··· Given data
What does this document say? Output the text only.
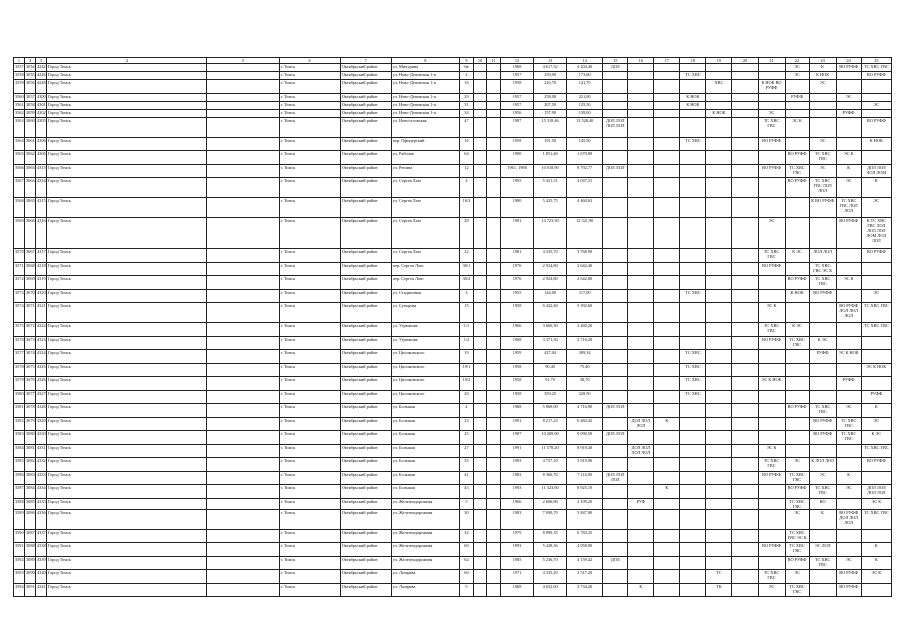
1	2	3	4	5	6	7	8	9	10	11	12	13	14	15	16	17	18	19	20	21	22	23	24	25
3557	3054	4242	Город Томск		г. Томск	Октябрьский район	ул. Мичурина	6в			1968	4 617,52	4 204,40	ДОЛ							ЭС	К	ВО РУФФ	ТС ХВС ГВС
3558	3055	4246	Город Томск		г. Томск	Октябрьский район	ул. Ново-Деповская 1-я	2			1957	259,00	173,00				ТС ХВС				ЭС	К НОК		ВО РУФФ
3559	3056	4248	Город Томск		г. Томск	Октябрьский район	ул. Ново-Деповская 1-я	16			1958	216,70	141,70					ХВС		К НОК ВО РУФФ		ЭС		
3560	3057	4300	Город Томск		г. Томск	Октябрьский район	ул. Ново-Деповская 1-я	29			1957	258,00	221,00				К НОК				РУФФ		ЭС	
3561	3058	4301	Город Томск		г. Томск	Октябрьский район	ул. Ново-Деповская 1-я	31			1957	207,50	125,50				К НОК							ЭС
3562	3059	4302	Город Томск		г. Томск	Октябрьский район	ул. Ново-Деповская 1-я	34			1956	157,90	139,00					К НОК		ЭС			РУФФ	
3563	3060	4305	Город Томск		г. Томск	Октябрьский район	ул. Новоселовская	47			1987	15 318,46	13 528,40	ДОЛ ЛОЛ ЛОЛ ЛОЛ						ТС ХВС ГВС	ЭС К			ВО РУФФ
3564	3061	4306	Город Томск		г. Томск	Октябрьский район	пер. Офицерский	16			1958	191,50	145,50				ТС ХВС			ВО РУФФ		ЭС		К НОК
3565	3062	4306	Город Томск		г. Томск	Октябрьский район	ул. Рабочая	64			1990	1 851,40	1 670,80								ВО РУФФ	ТС ХВС ГВС	ЭС К	
3566	3063	4315	Город Томск		г. Томск	Октябрьский район	ул. Репина	12			1961, 1988	10 018,90	8 792,77	ДОЛ ЛОЛ						ВО РУФФ	ТС ХВС ГВС	ЭС	К	ДОЛ ЛОЛ ЛОЛ ЛОМ
3567	3064	4334	Город Томск		г. Томск	Октябрьский район	ул. Сергея Лазо	4			1995	5 431,51	4 047,31								ВО РУФФ	ТС ХВС ГВС ЛОЛ ЛОЛ	ЭС	К
3568	3065	4315	Город Томск		г. Томск	Октябрьский район	ул. Сергея Лазо	16/3			1980	5 425,75	4 460,63									К ВО РУФФ	ТС ХВС ГВС ЛОЛ ЛОЛ	ЭС
3569	3066	4316	Город Томск		г. Томск	Октябрьский район	ул. Сергея Лазо	28			1981	14 723,30	12 521,90							ЭС			ВО РУФФ	К ТС ХВС ГВС ЛОЛ ЛОЛ ЛОЛ ЛОМ ЛОЛ ЛОЛ
3570	3067	4317	Город Томск		г. Томск	Октябрьский район	ул. Сергея Лазо	32			1981	4 335,70	3 768,90							ТС ХВС ГВС	К ЭС	ЛОЛ ЛОЛ		ВО РУФФ
3571	3068	4318	Город Томск		г. Томск	Октябрьский район	пер. Сергея Лазо	30/1			1976	2 924,80	2 642,40							ВО РУФФ		ТС ХВС ГВС ЭС К		
3572	3069	4319	Город Томск		г. Томск	Октябрьский район	пер. Сергея Лазо	30/2			1976	2 924,80	2 642,80								ВО РУФФ	ТС ХВС ГВС	ЭС К	
3573	3070	4320	Город Томск		г. Томск	Октябрьский район	ул. Стадионная	3			1955	144,00	117,00				ТС ХВС				К НОК	ВО РУФФ		ЭС
3574	3071	4321	Город Томск		г. Томск	Октябрьский район	ул. Суворова	15			1958	6 432,40	5 392,60							ЭС К			ВО РУФФ ЛОЛ ЛОЛ ЛОЛ	ТС ХВС ГВС
3575	3072	4322	Город Томск		г. Томск	Октябрьский район	ул. Угрюмова	1/1			1966	3 660,30	2 460,20							ТС ХВС ГВС	К ЭС			ТС ХВС ГВС
3576	3073	4323	Город Томск		г. Томск	Октябрьский район	ул. Угрюмова	1/2			1968	3 371,30	2 716,20							ВО РУФФ	ТС ХВС ГВС	К ЭС		
3577	3074	4324	Город Томск		г. Томск	Октябрьский район	ул. Циолковского	19			1959	427,04	399,34				ТС ХВС					РУФФ	ЭС К НОК	
3578	3075	4325	Город Томск		г. Томск	Октябрьский район	ул. Циолковского	19/1			1958	90,40	75,40				ТС ХВС							ЭС К НОК
3579	3076	4326	Город Томск		г. Томск	Октябрьский район	ул. Циолковского	19/2			1958	91,70	38,70				ТС ХВС			ЭС К НОК			РУФФ	
3580	3077	4327	Город Томск		г. Томск	Октябрьский район	ул. Циолковского	20			1958	359,25	328,50				ТС ХВС							РУФФ
3581	3078	4328	Город Томск		г. Томск	Октябрьский район	ул. Большая	2			1968	5 868,00	4 716,80	ДОЛ ЛОЛ							ВО РУФФ	ТС ХВС ГВС	ЭС	К
3582	3079	4329	Город Томск		г. Томск	Октябрьский район	ул. Большая	23			1991	8 217,23	6 484,42		ДОЛ ЛОЛ ЛОЛ	К						ВО РУФФ	ТС ХВС ГВС	ЭС
3583	3080	4330	Город Томск		г. Томск	Октябрьский район	ул. Большая	25			1987	10 209,90	9 090,50	ДОЛ ЛОЛ								ВО РУФФ	ТС ХВС ГВС	К ЭС
3584	3081	4331	Город Томск		г. Томск	Октябрьский район	ул. Большая	27			1991	11 578,20	8 919,40		ДОЛ ЛОЛ ЛОЛ ЛОЛ					ЭС К				ТС ХВС ГВС
3585	3082	4332	Город Томск		г. Томск	Октябрьский район	ул. Большая	35			1993	4 757,10	3 919,90							ТС ХВС ГВС	ЭС	К ЛОЛ ЛОЛ		ВО РУФФ
3586	3083	4333	Город Томск		г. Томск	Октябрьский район	ул. Большая	41			1982	8 360,70	7 116,00	ДОЛ ЛОЛ ЛОЛ						ВО РУФФ	ТС ХВС ГВС	ЭС	К	
3587	3084	4334	Город Томск		г. Томск	Октябрьский район	ул. Большая	43			1993	11 323,60	8 925,10			К					ВО РУФФ	ТС ХВС ГВС	ЭС	ДОЛ ЛОЛ ЛОЛ ЛОЛ
3588	3085	4335	Город Томск		г. Томск	Октябрьский район	ул. Железнодорожная	5			1966	2 606,80	2 109,20		РУФ						ТС ХВС ГВС	ВО		ЭС К
3589	3086	4336	Город Томск		г. Томск	Октябрьский район	ул. Железнодорожная	30			1983	7 090,70	5 847,80								ЭС	К	ВО РУФФ ДОЛ ЛОЛ ЛОЛ	ТС ХВС ГВС
3590	3087	4337	Город Томск		г. Томск	Октябрьский район	ул. Железнодорожная	32			1979	8 899,35	6 784,35								ТС ХВС ГВС ЭС К			
3591	3088	4338	Город Томск		г. Томск	Октябрьский район	ул. Железнодорожная	60			1993	5 428,36	4 058,80							ВО РУФФ	ТС ХВС ГВС	ЭС ЛОЛ		К
3592	3089	4339	Город Томск		г. Томск	Октябрьский район	ул. Железнодорожная	62			1985	5 236,70	4 159,42	ДОЛ							ВО РУФФ	ТС ХВС ГВС	ЭС	К
3593	3090	4340	Город Томск		г. Томск	Октябрьский район	ул. Лазарева	60			1971	4 335,20	3 517,20					ТС		ТС ХВС ГВС	ЭС		ВО РУФФ	ЭС К
3594	3091	4341	Город Томск		г. Томск	Октябрьский район	ул. Лазарева	5			1968	4 652,60	3 734,20		К			ТК		ЭС	ТС ХВС ГВС		ВО РУФФ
······
● Problem to work on
Tally the lines above that contain the word "Сергея", and reply with only the number.

● Completed task
6